→ **MATERIAL TO PROCESS**
•••

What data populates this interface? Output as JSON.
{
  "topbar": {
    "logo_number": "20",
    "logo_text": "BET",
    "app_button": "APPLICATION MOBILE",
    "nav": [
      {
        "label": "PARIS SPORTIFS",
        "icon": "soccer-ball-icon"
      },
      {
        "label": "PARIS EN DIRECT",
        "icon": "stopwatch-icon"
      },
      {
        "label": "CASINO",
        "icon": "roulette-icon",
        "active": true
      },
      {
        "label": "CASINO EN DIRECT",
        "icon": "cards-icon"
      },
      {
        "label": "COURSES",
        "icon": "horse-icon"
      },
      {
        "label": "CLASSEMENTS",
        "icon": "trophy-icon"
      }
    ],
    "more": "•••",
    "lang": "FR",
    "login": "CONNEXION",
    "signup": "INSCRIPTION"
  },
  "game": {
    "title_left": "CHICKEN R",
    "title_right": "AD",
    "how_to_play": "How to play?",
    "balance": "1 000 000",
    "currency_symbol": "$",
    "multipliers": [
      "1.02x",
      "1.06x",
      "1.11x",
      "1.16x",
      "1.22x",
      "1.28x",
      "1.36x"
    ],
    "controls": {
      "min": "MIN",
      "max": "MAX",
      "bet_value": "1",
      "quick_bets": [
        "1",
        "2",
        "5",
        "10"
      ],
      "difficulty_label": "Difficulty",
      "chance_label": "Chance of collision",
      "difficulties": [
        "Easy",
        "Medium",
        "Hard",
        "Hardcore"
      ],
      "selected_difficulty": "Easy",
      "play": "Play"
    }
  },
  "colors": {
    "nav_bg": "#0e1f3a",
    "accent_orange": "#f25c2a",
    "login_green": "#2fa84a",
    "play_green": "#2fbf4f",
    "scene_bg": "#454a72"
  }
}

•••

→ **GIVEN PROBLEM**
Every record above should be copied exactly.

→ **FINAL ANSWER**
What data populates this interface? Output as JSON.
{
  "topbar": {
    "logo_number": "20",
    "logo_text": "BET",
    "app_button": "APPLICATION MOBILE",
    "nav": [
      {
        "label": "PARIS SPORTIFS",
        "icon": "soccer-ball-icon"
      },
      {
        "label": "PARIS EN DIRECT",
        "icon": "stopwatch-icon"
      },
      {
        "label": "CASINO",
        "icon": "roulette-icon",
        "active": true
      },
      {
        "label": "CASINO EN DIRECT",
        "icon": "cards-icon"
      },
      {
        "label": "COURSES",
        "icon": "horse-icon"
      },
      {
        "label": "CLASSEMENTS",
        "icon": "trophy-icon"
      }
    ],
    "more": "•••",
    "lang": "FR",
    "login": "CONNEXION",
    "signup": "INSCRIPTION"
  },
  "game": {
    "title_left": "CHICKEN R",
    "title_right": "AD",
    "how_to_play": "How to play?",
    "balance": "1 000 000",
    "currency_symbol": "$",
    "multipliers": [
      "1.02x",
      "1.06x",
      "1.11x",
      "1.16x",
      "1.22x",
      "1.28x",
      "1.36x"
    ],
    "controls": {
      "min": "MIN",
      "max": "MAX",
      "bet_value": "1",
      "quick_bets": [
        "1",
        "2",
        "5",
        "10"
      ],
      "difficulty_label": "Difficulty",
      "chance_label": "Chance of collision",
      "difficulties": [
        "Easy",
        "Medium",
        "Hard",
        "Hardcore"
      ],
      "selected_difficulty": "Easy",
      "play": "Play"
    }
  },
  "colors": {
    "nav_bg": "#0e1f3a",
    "accent_orange": "#f25c2a",
    "login_green": "#2fa84a",
    "play_green": "#2fbf4f",
    "scene_bg": "#454a72"
  }
}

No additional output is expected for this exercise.